• _WHAT IS BEING ASKED_:
How many of the lines below contain "Województwo"? Answer with that number alone.
'''
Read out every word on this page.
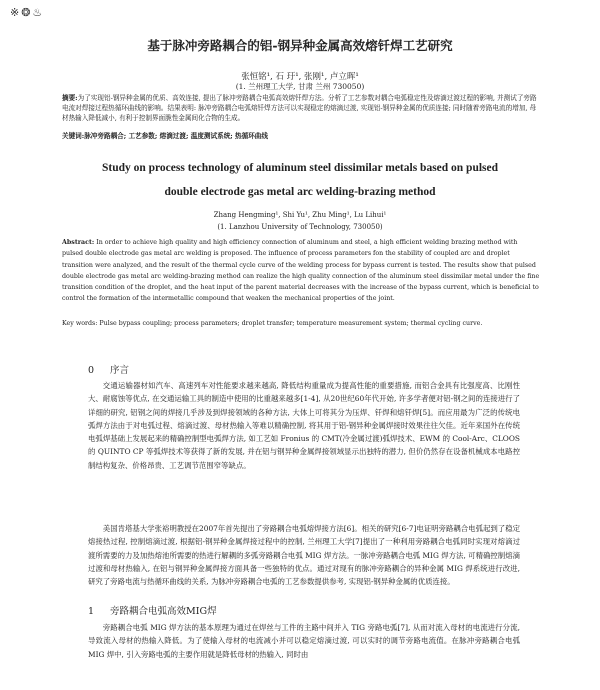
※❂♨
基于脉冲旁路耦合的铝-钢异种金属高效熔钎焊工艺研究
张恒铭¹, 石 玗¹, 张刚¹, 卢立晖¹
(1. 兰州理工大学, 甘肃 兰州 730050)
摘要:为了实现铝-钢异种金属的优质、高效连接, 提出了脉冲旁路耦合电弧高效熔钎焊方法。分析了工艺参数对耦合电弧稳定性及熔滴过渡过程的影响, 并测试了旁路电流对焊接过程热循环曲线的影响。结果表明: 脉冲旁路耦合电弧熔钎焊方法可以实现稳定的熔滴过渡, 实现铝-钢异种金属的优质连接; 同时随着旁路电流的增加, 母材热输入降低减小, 有利于控制界面脆性金属间化合物的生成。
关键词:脉冲旁路耦合; 工艺参数; 熔滴过渡; 温度测试系统; 热循环曲线
Study on process technology of aluminum steel dissimilar metals based on pulsed
double electrode gas metal arc welding-brazing method
Zhang Hengming¹, Shi Yu¹, Zhu Ming¹, Lu Lihui¹
(1. Lanzhou University of Technology, 730050)
Abstract: In order to achieve high quality and high efficiency connection of aluminum and steel, a high efficient welding brazing method with pulsed double electrode gas metal arc welding is proposed. The influence of process parameters fon the stability of coupled arc and droplet transition were analyzed, and the result of the thermal cycle curve of the welding process for bypass current is tested. The results show that pulsed double electrode gas metal arc welding-brazing method can realize the high quality connection of the aluminum steel dissimilar metal under the fine transition condition of the droplet, and the heat input of the parent material decreases with the increase of the bypass current, which is beneficial to control the formation of the intermetallic compound that weaken the mechanical properties of the joint.
Key words: Pulse bypass coupling; process parameters; droplet transfer; temperature measurement system; thermal cycling curve.
0 序言
交通运输器材如汽车、高速列车对性能要求越来越高, 降低结构重量成为提高性能的重要措施, 而铝合金具有比强度高、比刚性大、耐腐蚀等优点, 在交通运输工具的制造中使用的比重越来越多[1-4], 从20世纪60年代开始, 许多学者便对铝-钢之间的连接进行了详细的研究, 铝钢之间的焊接几乎涉及到焊接领域的各种方法, 大体上可将其分为压焊、钎焊和熔钎焊[5]。而应用最为广泛的传统电弧焊方法由于对电弧过程、熔滴过渡、母材热输入等难以精确控制, 将其用于铝-钢异种金属焊接时效果往往欠佳。近年来国外在传统电弧焊基础上发展起来的精确控制型电弧焊方法, 如工艺如 Fronius 的 CMT(冷金属过渡)弧焊技术、EWM 的 Cool-Arc、CLOOS 的 QUINTO CP 等弧焊技术等获得了新的发展, 并在铝与钢异种金属焊接领域显示出独特的潜力, 但价仍然存在设备机械成本电路控制结构复杂、价格昂贵、工艺调节范围窄等缺点。
美国肯塔基大学张裕明教授在2007年首先提出了旁路耦合电弧熔焊接方法[6]。相关的研究[6-7]电证明旁路耦合电弧起到了稳定熔接热过程, 控制熔滴过渡, 根据铝-钢异种金属焊接过程中的控制, 兰州理工大学[7]提出了一种利用旁路耦合电弧同时实现对熔滴过渡所需要的力及加热熔池所需要的热进行解耦的多弧旁路耦合电弧 MIG 焊方法。一脉冲旁路耦合电弧 MIG 焊方法, 可精确控制熔滴过渡和母材热输入, 在铝与钢异种金属焊接方面具备一些独特的优点。通过对现有的脉冲旁路耦合的异种金属 MIG 焊系统进行改进, 研究了旁路电流与热循环曲线的关系, 为脉冲旁路耦合电弧的工艺参数提供参考, 实现铝-钢异种金属的优质连接。
1 旁路耦合电弧高效MIG焊
旁路耦合电弧 MIG 焊方法的基本原理为通过在焊丝与工件的主路中间并入 TIG 旁路电弧[7], 从而对流入母材的电流进行分流, 导致流入母材的热输入降低。为了使输入母材的电流减小并可以稳定熔滴过渡, 可以实时的调节旁路电流值。在脉冲旁路耦合电弧 MIG 焊中, 引入旁路电弧的主要作用就是降低母材的热输入, 同时由
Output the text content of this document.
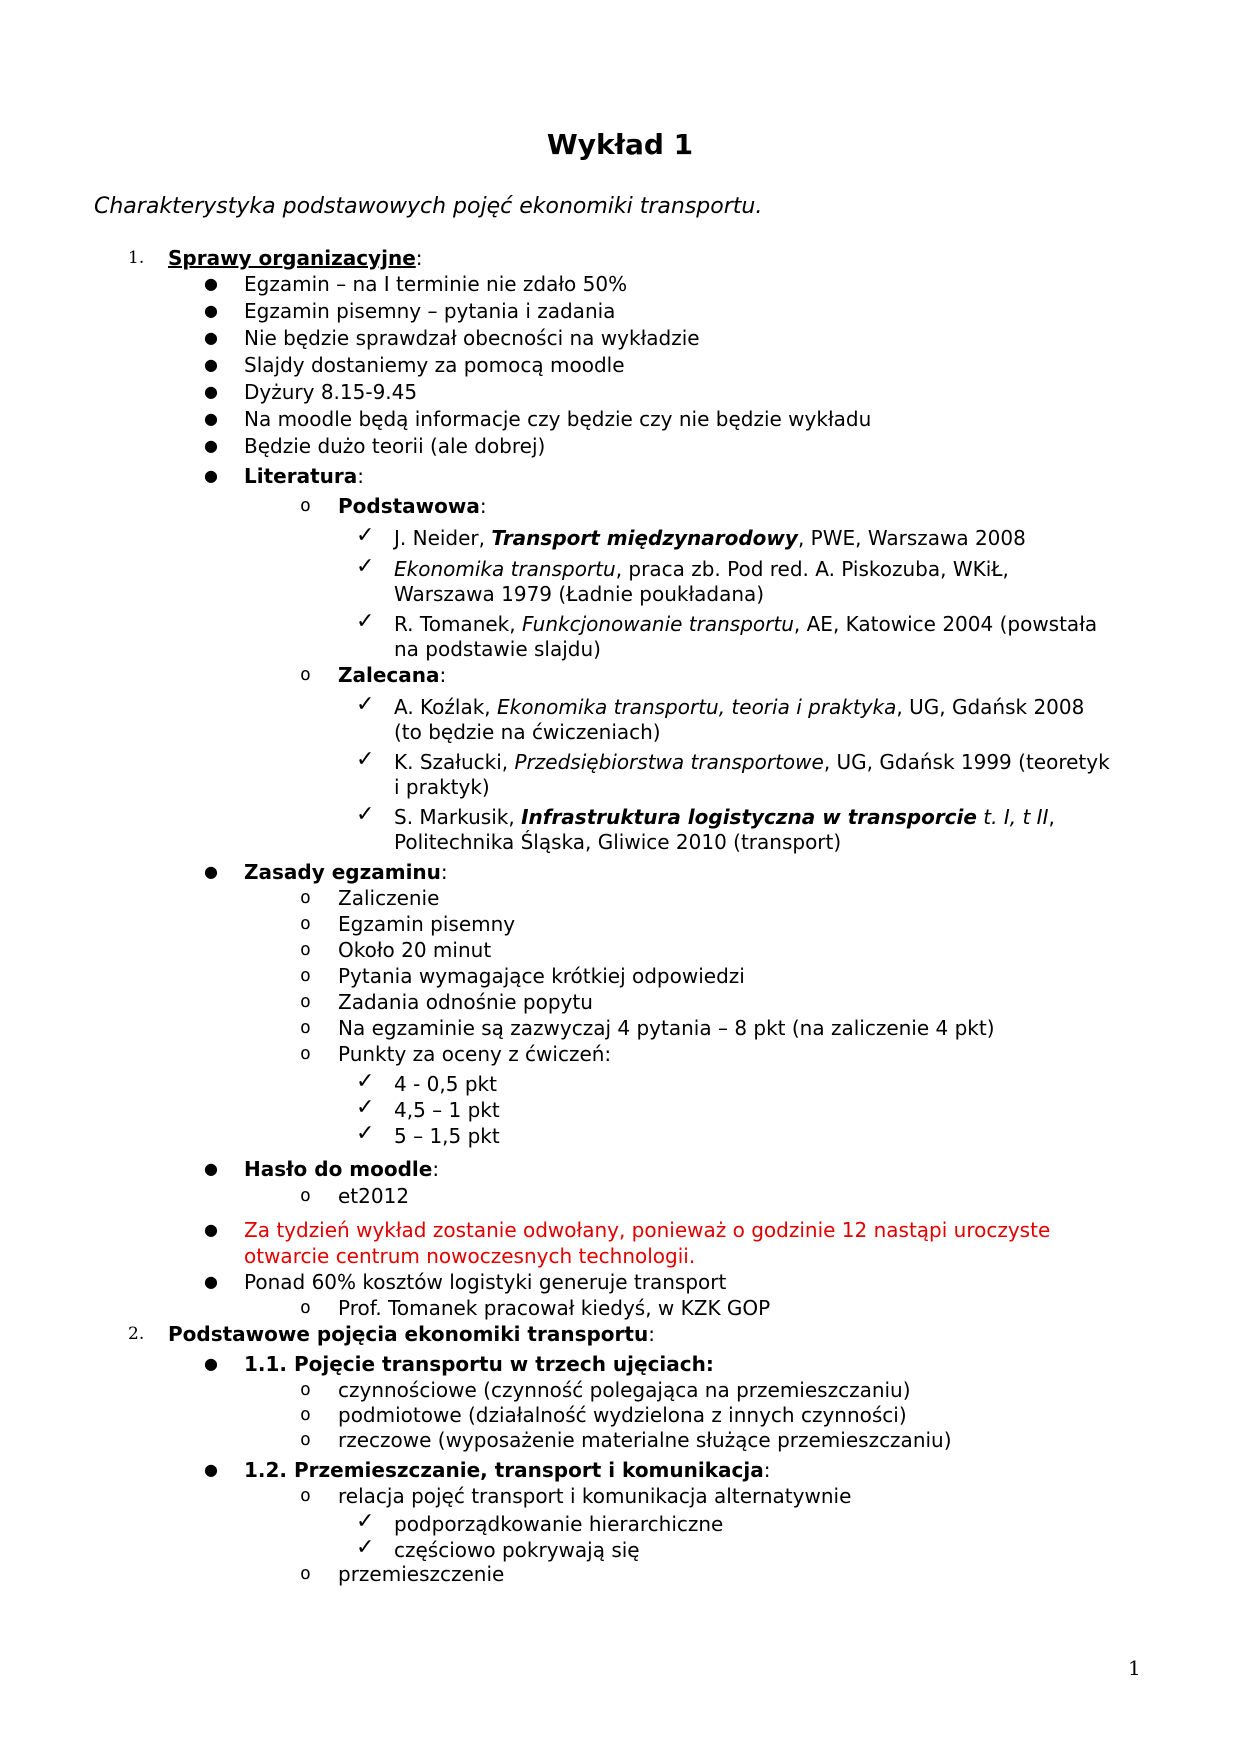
Wykład 1
Charakterystyka podstawowych pojęć ekonomiki transportu.
1. Sprawy organizacyjne:
● Egzamin – na I terminie nie zdało 50%
● Egzamin pisemny – pytania i zadania
● Nie będzie sprawdzał obecności na wykładzie
● Slajdy dostaniemy za pomocą moodle
● Dyżury 8.15-9.45
● Na moodle będą informacje czy będzie czy nie będzie wykładu
● Będzie dużo teorii (ale dobrej)
● Literatura:
o Podstawowa:
✓ J. Neider, Transport międzynarodowy, PWE, Warszawa 2008
✓ Ekonomika transportu, praca zb. Pod red. A. Piskozuba, WKiŁ,
Warszawa 1979 (Ładnie poukładana)
✓ R. Tomanek, Funkcjonowanie transportu, AE, Katowice 2004 (powstała
na podstawie slajdu)
o Zalecana:
✓ A. Koźlak, Ekonomika transportu, teoria i praktyka, UG, Gdańsk 2008
(to będzie na ćwiczeniach)
✓ K. Szałucki, Przedsiębiorstwa transportowe, UG, Gdańsk 1999 (teoretyk
i praktyk)
✓ S. Markusik, Infrastruktura logistyczna w transporcie t. I, t II,
Politechnika Śląska, Gliwice 2010 (transport)
● Zasady egzaminu:
o Zaliczenie
o Egzamin pisemny
o Około 20 minut
o Pytania wymagające krótkiej odpowiedzi
o Zadania odnośnie popytu
o Na egzaminie są zazwyczaj 4 pytania – 8 pkt (na zaliczenie 4 pkt)
o Punkty za oceny z ćwiczeń:
✓ 4 - 0,5 pkt
✓ 4,5 – 1 pkt
✓ 5 – 1,5 pkt
● Hasło do moodle:
o et2012
● Za tydzień wykład zostanie odwołany, ponieważ o godzinie 12 nastąpi uroczyste
otwarcie centrum nowoczesnych technologii.
● Ponad 60% kosztów logistyki generuje transport
o Prof. Tomanek pracował kiedyś, w KZK GOP
2. Podstawowe pojęcia ekonomiki transportu:
● 1.1. Pojęcie transportu w trzech ujęciach:
o czynnościowe (czynność polegająca na przemieszczaniu)
o podmiotowe (działalność wydzielona z innych czynności)
o rzeczowe (wyposażenie materialne służące przemieszczaniu)
● 1.2. Przemieszczanie, transport i komunikacja:
o relacja pojęć transport i komunikacja alternatywnie
✓ podporządkowanie hierarchiczne
✓ częściowo pokrywają się
o przemieszczenie
1
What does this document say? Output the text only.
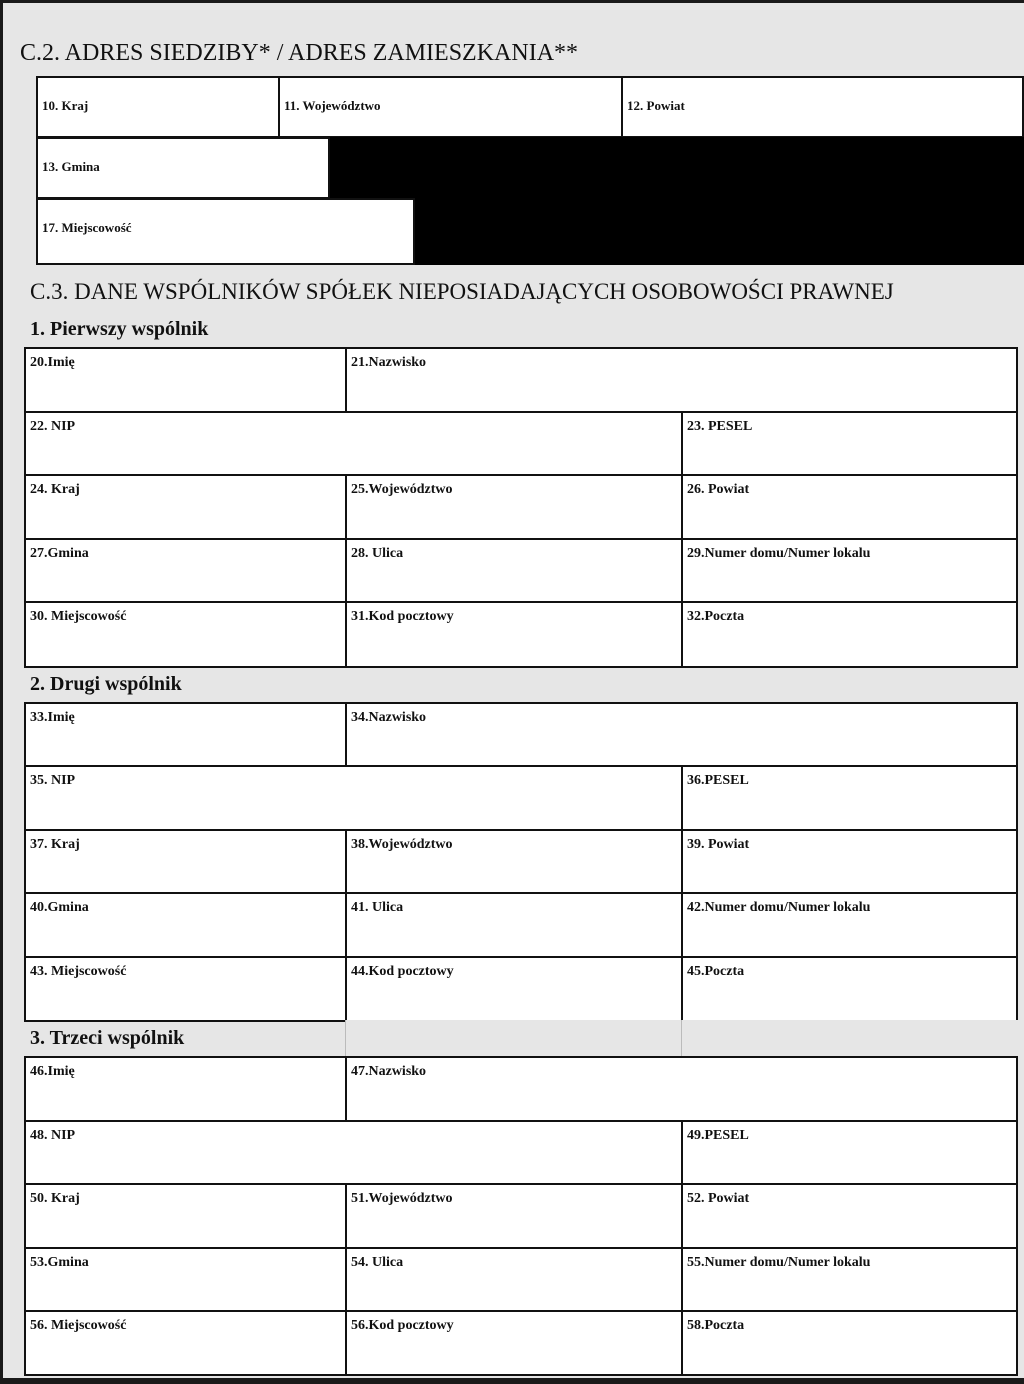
C.2. ADRES SIEDZIBY* / ADRES ZAMIESZKANIA**
10. Kraj	11. Województwo	12. Powiat
13. Gmina
17. Miejscowość
C.3. DANE WSPÓLNIKÓW SPÓŁEK NIEPOSIADAJĄCYCH OSOBOWOŚCI PRAWNEJ
1. Pierwszy wspólnik
20.Imię	21.Nazwisko
22. NIP	23. PESEL
24. Kraj	25.Województwo	26. Powiat
27.Gmina	28. Ulica	29.Numer domu/Numer lokalu
30. Miejscowość	31.Kod pocztowy	32.Poczta
2. Drugi wspólnik
33.Imię	34.Nazwisko
35. NIP	36.PESEL
37. Kraj	38.Województwo	39. Powiat
40.Gmina	41. Ulica	42.Numer domu/Numer lokalu
43. Miejscowość	44.Kod pocztowy	45.Poczta
3. Trzeci wspólnik
46.Imię	47.Nazwisko
48. NIP	49.PESEL
50. Kraj	51.Województwo	52. Powiat
53.Gmina	54. Ulica	55.Numer domu/Numer lokalu
56. Miejscowość	56.Kod pocztowy	58.Poczta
'''
• _ANSWER TO THIS PROBLEM_:
4